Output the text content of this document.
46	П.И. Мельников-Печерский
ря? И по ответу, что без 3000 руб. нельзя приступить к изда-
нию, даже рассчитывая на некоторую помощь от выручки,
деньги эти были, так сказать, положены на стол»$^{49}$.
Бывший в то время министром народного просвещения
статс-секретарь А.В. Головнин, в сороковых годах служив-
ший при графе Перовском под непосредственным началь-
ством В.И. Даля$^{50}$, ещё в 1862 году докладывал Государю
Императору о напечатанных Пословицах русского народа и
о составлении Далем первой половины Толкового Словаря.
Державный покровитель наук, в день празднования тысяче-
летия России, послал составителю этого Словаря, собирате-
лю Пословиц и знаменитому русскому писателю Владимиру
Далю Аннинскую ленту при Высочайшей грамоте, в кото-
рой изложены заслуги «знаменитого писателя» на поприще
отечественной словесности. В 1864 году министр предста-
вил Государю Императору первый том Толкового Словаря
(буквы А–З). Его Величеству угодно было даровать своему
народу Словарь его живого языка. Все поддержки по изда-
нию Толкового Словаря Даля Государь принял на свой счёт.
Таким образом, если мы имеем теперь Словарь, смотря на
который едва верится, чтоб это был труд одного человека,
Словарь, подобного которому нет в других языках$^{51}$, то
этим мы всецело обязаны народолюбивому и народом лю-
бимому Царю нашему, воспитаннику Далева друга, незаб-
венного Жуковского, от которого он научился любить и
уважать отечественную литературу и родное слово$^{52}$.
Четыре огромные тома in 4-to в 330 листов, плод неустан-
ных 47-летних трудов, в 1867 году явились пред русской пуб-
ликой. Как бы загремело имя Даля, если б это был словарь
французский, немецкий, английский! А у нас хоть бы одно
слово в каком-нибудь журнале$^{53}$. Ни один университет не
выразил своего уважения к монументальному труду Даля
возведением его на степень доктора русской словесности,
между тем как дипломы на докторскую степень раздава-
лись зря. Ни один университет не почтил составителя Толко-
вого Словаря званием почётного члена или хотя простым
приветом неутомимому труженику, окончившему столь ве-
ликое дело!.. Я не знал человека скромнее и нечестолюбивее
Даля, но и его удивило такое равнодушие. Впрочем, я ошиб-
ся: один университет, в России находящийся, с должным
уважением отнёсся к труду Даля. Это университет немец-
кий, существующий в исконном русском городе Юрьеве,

####

Write out every entry word for word.

— Output below —
Output the text content of this document.
46	П.И. Мельников-Печерский
ря? И по ответу, что без 3000 руб. нельзя приступить к изда-
нию, даже рассчитывая на некоторую помощь от выручки,
деньги эти были, так сказать, положены на стол»$^{49}$.
Бывший в то время министром народного просвещения
статс-секретарь А.В. Головнин, в сороковых годах служив-
ший при графе Перовском под непосредственным началь-
ством В.И. Даля$^{50}$, ещё в 1862 году докладывал Государю
Императору о напечатанных Пословицах русского народа и
о составлении Далем первой половины Толкового Словаря.
Державный покровитель наук, в день празднования тысяче-
летия России, послал составителю этого Словаря, собирате-
лю Пословиц и знаменитому русскому писателю Владимиру
Далю Аннинскую ленту при Высочайшей грамоте, в кото-
рой изложены заслуги «знаменитого писателя» на поприще
отечественной словесности. В 1864 году министр предста-
вил Государю Императору первый том Толкового Словаря
(буквы А–З). Его Величеству угодно было даровать своему
народу Словарь его живого языка. Все поддержки по изда-
нию Толкового Словаря Даля Государь принял на свой счёт.
Таким образом, если мы имеем теперь Словарь, смотря на
который едва верится, чтоб это был труд одного человека,
Словарь, подобного которому нет в других языках$^{51}$, то
этим мы всецело обязаны народолюбивому и народом лю-
бимому Царю нашему, воспитаннику Далева друга, незаб-
венного Жуковского, от которого он научился любить и
уважать отечественную литературу и родное слово$^{52}$.
Четыре огромные тома in 4-to в 330 листов, плод неустан-
ных 47-летних трудов, в 1867 году явились пред русской пуб-
ликой. Как бы загремело имя Даля, если б это был словарь
французский, немецкий, английский! А у нас хоть бы одно
слово в каком-нибудь журнале$^{53}$. Ни один университет не
выразил своего уважения к монументальному труду Даля
возведением его на степень доктора русской словесности,
между тем как дипломы на докторскую степень раздава-
лись зря. Ни один университет не почтил составителя Толко-
вого Словаря званием почётного члена или хотя простым
приветом неутомимому труженику, окончившему столь ве-
ликое дело!.. Я не знал человека скромнее и нечестолюбивее
Даля, но и его удивило такое равнодушие. Впрочем, я ошиб-
ся: один университет, в России находящийся, с должным
уважением отнёсся к труду Даля. Это университет немец-
кий, существующий в исконном русском городе Юрьеве,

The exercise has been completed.